» Brano in esame:
Mínus: The Great Northern Whalekill (One Little Indian)
The Great Northern Whalekill è il quarto album degli islandesi Mínus, una band che, dopo essere stata in tour con ogni singolo ensemble “rock” protetto da Santa Mtv, è ancora inspiegabilmente ignota al grande pubblico.
Sconvolti da questa mancanza abbiamo deciso di stendere una lista delle categorie umane che potrebbero essere interessate all’ascolto di quest’opera. Il nostro intento è quello di agevolare, ma soprattutto velocizzare la Vostra quotidiana ricerca di accattivanti novità musicali. Il tempo risparmiato potrà essere investito in attività lodevoli quali le pulizie di primavera o l’organizzazione di una fuga all’estero.

» Esercizi da svolgere:
1) Ricopia dalla recensione dell'album dei Mínus il tratto che inizia con le parole contenenti "Mínus: The Great" e termina con "una fuga all’estero.".
2) Rispondi alle domande sulla recensione dell'album dei Mínus:
(a) Quale posizione occupa The Great Northern Whalekill nella discografia dei Mínus?
(b) Da quale paese provengono i Mínus?
(c) Quali due attività lodevoli vengono indicate per investire il tempo risparmiato?
Le righe provengono da una fonte diversa.

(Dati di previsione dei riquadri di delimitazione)

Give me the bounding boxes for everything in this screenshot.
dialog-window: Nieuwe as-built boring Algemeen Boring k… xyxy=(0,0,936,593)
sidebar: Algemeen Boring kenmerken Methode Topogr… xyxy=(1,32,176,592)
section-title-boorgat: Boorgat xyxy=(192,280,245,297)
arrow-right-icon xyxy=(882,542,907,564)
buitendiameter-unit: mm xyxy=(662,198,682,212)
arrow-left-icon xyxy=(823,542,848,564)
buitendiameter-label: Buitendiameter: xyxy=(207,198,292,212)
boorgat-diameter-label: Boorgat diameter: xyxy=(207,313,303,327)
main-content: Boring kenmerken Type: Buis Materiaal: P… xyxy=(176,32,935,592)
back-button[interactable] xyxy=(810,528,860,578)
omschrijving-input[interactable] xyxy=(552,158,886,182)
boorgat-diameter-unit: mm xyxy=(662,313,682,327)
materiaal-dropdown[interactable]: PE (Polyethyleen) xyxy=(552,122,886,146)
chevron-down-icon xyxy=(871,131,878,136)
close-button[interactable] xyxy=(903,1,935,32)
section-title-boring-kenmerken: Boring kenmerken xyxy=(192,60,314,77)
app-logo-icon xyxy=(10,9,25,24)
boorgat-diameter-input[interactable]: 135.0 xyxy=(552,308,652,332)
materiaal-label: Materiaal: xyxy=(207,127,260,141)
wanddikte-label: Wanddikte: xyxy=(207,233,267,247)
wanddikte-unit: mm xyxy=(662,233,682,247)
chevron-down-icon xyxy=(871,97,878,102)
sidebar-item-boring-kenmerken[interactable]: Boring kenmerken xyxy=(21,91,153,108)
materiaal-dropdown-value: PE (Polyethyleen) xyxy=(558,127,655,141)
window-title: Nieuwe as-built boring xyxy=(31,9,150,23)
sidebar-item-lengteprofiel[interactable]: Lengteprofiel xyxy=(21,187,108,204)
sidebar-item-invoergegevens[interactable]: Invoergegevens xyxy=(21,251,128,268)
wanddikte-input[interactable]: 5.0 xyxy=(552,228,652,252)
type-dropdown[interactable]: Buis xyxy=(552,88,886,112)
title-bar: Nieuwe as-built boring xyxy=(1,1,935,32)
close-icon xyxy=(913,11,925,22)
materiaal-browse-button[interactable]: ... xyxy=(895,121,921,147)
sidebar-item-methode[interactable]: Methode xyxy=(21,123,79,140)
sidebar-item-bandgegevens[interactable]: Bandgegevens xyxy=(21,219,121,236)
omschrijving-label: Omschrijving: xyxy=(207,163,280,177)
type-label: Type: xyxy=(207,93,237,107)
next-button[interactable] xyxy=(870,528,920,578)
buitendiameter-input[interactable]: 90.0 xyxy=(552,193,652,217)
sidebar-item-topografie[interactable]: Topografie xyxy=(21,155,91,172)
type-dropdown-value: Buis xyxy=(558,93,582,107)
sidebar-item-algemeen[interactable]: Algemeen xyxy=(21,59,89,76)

» Soluzioni:
1)
Mínus: The Great Northern Whalekill (One Little Indian)
The Great Northern Whalekill è il quarto album degli islandesi Mínus, una band che, dopo essere stata in tour con ogni singolo ensemble “rock” protetto da Santa Mtv, è ancora inspiegabilmente ignota al grande pubblico.
Sconvolti da questa mancanza abbiamo deciso di stendere una lista delle categorie umane che potrebbero essere interessate all’ascolto di quest’opera. Il nostro intento è quello di agevolare, ma soprattutto velocizzare la Vostra quotidiana ricerca di accattivanti novità musicali. Il tempo risparmiato potrà essere investito in attività lodevoli quali le pulizie di primavera o l’organizzazione di una fuga all’estero.

2)
(a) È il quarto album.
(b) Dall'Islanda.
(c) Le pulizie di primavera e l'organizzazione di una fuga all'estero.